**Task to carry out**
Read the lines that follow and pick out every one containing the word "Contour".

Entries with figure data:
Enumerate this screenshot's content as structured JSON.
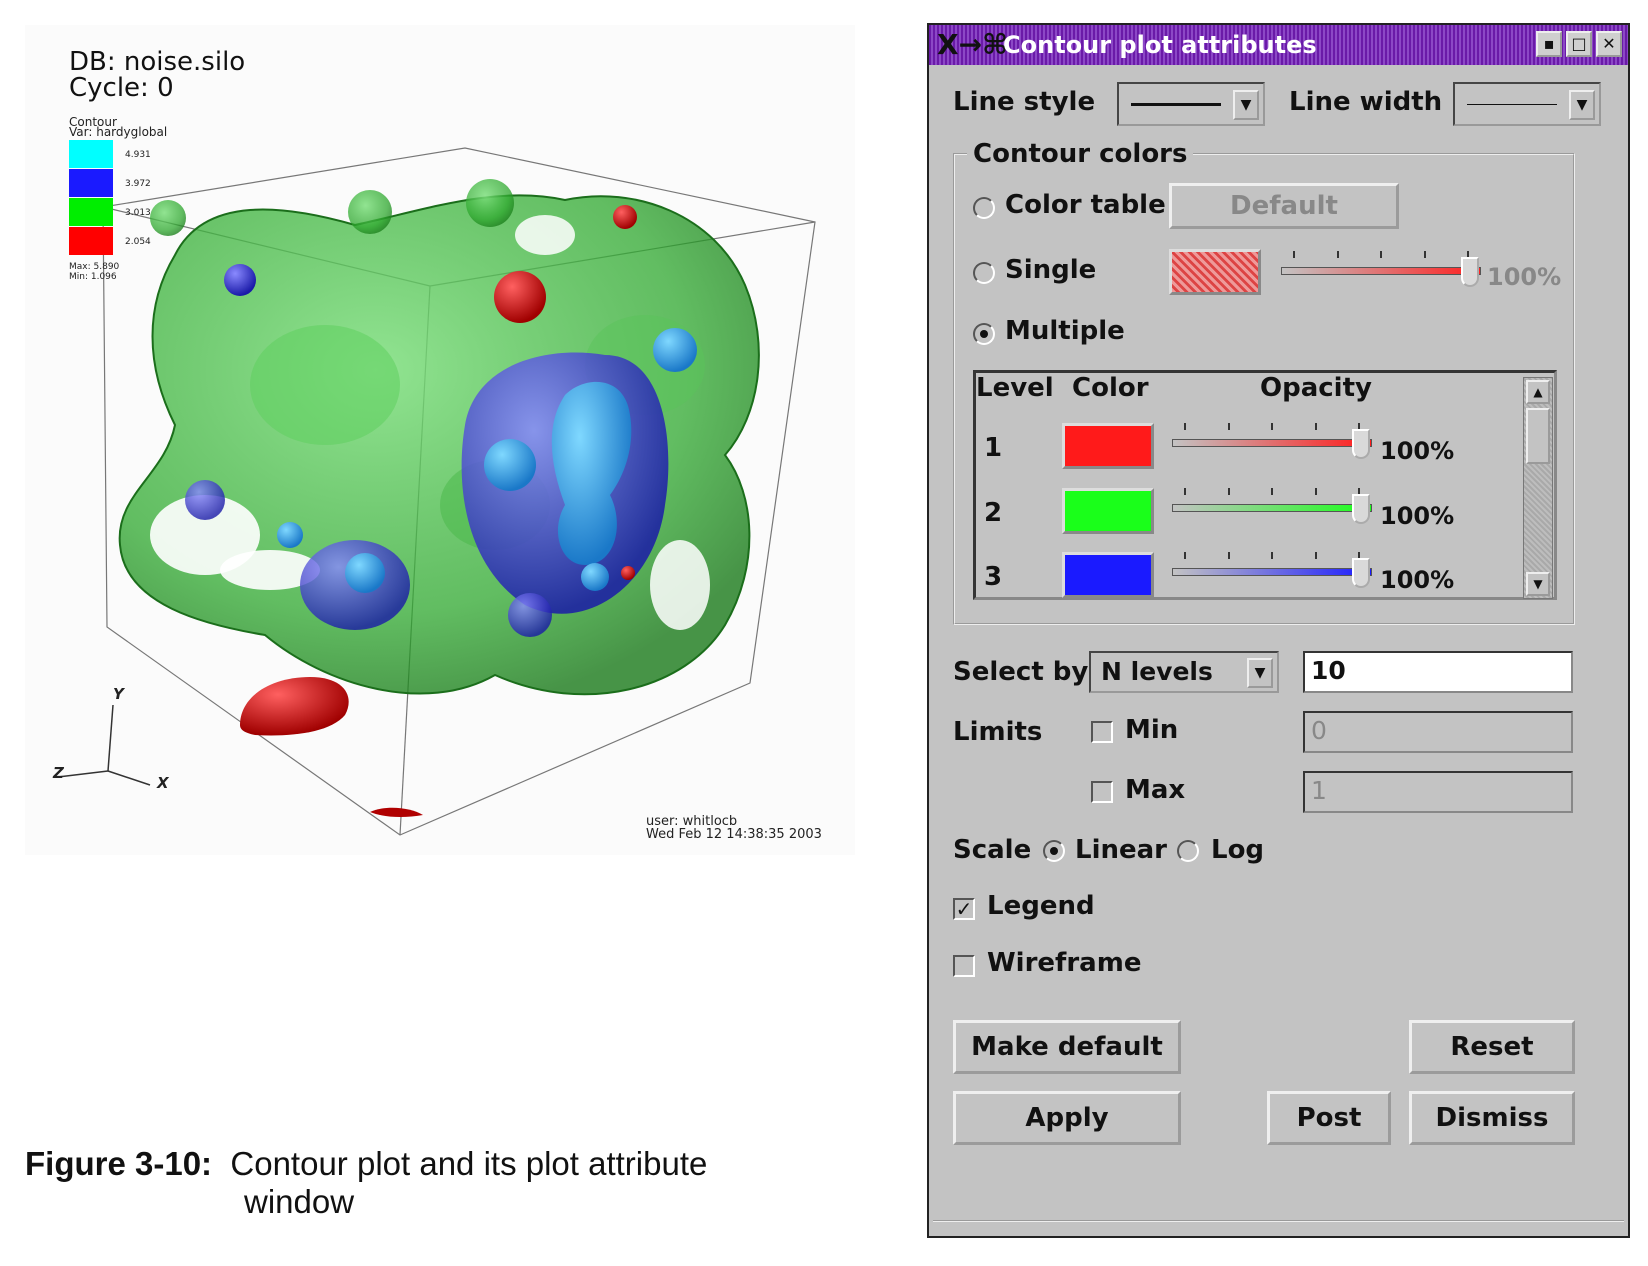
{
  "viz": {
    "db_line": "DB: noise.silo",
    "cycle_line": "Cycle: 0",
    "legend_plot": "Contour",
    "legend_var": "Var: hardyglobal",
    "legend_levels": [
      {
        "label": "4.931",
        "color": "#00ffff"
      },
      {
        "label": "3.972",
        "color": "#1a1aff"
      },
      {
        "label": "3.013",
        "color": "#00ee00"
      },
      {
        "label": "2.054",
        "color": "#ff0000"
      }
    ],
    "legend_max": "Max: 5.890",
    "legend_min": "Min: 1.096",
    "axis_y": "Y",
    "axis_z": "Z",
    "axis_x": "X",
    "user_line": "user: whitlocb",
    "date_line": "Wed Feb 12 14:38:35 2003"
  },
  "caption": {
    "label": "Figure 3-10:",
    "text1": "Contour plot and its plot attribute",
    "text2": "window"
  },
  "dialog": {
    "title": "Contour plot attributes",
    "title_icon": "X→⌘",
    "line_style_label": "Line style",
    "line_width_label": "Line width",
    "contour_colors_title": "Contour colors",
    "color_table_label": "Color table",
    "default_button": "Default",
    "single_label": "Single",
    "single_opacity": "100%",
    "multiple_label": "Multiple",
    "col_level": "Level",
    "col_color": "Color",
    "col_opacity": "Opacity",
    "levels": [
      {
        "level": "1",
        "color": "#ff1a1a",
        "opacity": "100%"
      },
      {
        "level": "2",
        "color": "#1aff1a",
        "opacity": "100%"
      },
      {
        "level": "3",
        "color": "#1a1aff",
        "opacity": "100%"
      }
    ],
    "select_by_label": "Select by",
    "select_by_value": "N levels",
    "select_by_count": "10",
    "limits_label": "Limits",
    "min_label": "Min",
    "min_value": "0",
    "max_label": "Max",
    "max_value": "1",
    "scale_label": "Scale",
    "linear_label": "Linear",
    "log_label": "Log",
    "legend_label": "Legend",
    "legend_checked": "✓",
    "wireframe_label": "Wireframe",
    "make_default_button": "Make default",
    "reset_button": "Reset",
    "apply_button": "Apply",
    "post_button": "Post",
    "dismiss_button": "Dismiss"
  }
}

--

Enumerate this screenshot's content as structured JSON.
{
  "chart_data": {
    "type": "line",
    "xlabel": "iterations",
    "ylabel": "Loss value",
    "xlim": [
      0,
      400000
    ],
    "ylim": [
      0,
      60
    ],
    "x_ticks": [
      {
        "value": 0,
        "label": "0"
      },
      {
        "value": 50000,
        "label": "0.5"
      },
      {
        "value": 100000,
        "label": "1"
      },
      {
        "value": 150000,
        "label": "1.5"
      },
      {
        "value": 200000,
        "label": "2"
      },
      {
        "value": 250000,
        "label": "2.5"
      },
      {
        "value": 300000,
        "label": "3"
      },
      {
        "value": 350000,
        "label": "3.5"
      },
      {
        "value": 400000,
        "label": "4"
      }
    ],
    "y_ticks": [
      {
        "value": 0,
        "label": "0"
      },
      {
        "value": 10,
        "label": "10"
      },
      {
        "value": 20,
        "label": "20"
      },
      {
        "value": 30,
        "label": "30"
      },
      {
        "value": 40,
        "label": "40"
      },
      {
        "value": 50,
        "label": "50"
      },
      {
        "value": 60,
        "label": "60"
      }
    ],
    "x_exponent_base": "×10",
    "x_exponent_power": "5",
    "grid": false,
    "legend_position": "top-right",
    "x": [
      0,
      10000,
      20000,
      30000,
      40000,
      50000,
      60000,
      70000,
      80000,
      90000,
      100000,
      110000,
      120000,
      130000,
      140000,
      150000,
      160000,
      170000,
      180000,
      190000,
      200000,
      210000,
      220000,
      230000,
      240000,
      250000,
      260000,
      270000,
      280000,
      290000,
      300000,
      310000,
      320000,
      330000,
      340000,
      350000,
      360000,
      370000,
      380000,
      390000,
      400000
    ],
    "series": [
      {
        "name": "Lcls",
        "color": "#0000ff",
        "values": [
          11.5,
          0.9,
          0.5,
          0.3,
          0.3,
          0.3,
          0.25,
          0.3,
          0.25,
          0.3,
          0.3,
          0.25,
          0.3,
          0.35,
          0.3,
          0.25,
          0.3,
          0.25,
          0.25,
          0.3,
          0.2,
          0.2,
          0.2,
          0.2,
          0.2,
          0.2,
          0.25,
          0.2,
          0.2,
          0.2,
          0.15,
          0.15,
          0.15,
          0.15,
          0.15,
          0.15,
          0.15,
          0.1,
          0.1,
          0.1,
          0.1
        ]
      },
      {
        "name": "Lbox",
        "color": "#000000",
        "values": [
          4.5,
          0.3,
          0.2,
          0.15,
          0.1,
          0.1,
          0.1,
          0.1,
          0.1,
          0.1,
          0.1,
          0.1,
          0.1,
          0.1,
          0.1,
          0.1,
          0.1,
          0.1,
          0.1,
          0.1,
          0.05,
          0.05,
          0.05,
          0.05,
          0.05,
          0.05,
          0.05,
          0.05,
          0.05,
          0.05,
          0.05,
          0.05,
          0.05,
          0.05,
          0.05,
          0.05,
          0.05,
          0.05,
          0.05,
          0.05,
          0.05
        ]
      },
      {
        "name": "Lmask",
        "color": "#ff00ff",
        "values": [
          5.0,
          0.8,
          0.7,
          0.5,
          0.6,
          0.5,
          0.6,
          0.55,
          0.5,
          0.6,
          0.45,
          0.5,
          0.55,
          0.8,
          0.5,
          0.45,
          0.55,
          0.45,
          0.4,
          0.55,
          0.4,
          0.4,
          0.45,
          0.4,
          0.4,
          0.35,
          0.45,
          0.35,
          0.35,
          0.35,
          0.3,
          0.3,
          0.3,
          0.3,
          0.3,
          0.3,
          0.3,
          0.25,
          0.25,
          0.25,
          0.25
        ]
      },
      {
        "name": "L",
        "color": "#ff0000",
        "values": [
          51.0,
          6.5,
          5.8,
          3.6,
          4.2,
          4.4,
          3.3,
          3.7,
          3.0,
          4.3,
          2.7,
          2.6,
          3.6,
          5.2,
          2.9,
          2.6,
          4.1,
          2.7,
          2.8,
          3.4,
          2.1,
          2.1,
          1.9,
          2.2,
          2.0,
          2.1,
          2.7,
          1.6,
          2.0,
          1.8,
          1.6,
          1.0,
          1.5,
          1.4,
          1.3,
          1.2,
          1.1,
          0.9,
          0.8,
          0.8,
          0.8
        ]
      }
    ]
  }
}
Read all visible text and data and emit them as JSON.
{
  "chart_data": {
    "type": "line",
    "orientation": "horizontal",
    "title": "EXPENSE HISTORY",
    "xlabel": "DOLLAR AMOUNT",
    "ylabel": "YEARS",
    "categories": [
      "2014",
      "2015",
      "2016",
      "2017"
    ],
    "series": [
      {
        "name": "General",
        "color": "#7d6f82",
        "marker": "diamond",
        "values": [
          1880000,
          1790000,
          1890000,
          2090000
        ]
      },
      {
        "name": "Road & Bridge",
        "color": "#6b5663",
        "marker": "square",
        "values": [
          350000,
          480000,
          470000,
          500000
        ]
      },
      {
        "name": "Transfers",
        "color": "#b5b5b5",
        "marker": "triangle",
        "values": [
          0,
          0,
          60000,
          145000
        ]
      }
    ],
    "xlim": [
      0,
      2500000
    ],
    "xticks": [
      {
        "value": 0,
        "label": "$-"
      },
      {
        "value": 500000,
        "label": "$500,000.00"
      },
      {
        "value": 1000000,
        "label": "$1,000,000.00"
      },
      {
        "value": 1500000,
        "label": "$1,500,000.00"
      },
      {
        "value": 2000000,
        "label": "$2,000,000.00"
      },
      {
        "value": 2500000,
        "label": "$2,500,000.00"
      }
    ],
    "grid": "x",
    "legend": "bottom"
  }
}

**Answer to this exercise**
    "legend_plot": "Contour",
    "text1": "Contour plot and its plot attribute",
    "title": "Contour plot attributes",
    "contour_colors_title": "Contour colors",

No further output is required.